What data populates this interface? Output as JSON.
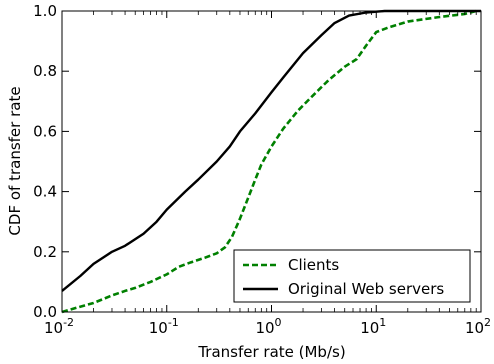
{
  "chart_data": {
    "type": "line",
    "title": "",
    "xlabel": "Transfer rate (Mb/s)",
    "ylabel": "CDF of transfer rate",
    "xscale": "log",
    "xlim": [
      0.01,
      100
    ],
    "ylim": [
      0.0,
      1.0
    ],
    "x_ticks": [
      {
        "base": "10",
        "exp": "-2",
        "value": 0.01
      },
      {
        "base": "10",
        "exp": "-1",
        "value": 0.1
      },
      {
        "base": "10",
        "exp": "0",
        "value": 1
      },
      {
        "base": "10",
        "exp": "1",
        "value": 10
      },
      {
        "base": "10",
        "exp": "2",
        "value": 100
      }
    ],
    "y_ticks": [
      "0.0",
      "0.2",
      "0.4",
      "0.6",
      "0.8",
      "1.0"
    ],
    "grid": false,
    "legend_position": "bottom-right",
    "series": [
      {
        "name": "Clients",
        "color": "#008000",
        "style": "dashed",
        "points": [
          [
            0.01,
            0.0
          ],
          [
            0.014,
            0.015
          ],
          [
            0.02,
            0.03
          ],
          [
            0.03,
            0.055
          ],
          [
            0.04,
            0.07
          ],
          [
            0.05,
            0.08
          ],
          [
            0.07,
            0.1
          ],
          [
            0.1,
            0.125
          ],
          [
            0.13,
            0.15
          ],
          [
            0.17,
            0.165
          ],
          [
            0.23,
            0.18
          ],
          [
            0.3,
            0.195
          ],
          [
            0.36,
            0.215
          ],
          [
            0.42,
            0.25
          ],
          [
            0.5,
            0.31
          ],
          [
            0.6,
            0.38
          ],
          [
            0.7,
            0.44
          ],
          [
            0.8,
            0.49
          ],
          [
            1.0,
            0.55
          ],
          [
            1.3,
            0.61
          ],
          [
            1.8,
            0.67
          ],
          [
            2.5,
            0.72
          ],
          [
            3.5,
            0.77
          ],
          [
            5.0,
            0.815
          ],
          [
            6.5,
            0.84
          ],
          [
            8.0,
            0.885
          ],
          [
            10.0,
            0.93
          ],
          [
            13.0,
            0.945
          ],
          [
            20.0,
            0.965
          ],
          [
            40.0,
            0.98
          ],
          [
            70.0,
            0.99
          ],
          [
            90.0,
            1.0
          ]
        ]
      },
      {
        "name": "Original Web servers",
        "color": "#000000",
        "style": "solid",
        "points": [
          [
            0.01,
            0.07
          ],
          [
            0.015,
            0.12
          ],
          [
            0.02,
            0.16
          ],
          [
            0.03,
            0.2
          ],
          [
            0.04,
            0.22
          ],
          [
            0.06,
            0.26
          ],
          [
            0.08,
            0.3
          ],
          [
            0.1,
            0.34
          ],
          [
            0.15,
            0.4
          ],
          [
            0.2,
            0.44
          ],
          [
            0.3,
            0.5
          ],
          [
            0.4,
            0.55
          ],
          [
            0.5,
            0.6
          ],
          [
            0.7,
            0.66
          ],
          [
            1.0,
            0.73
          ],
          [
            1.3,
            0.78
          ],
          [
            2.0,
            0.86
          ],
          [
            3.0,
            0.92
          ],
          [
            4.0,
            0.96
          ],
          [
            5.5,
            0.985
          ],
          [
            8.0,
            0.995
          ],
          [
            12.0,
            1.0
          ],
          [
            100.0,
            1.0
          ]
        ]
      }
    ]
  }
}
──────────────────────────────
§ **Exercise**: Identify and list each line with the word "rate".

§ **Solution below**:
    "xlabel": "Transfer rate (Mb/s)",
    "ylabel": "CDF of transfer rate",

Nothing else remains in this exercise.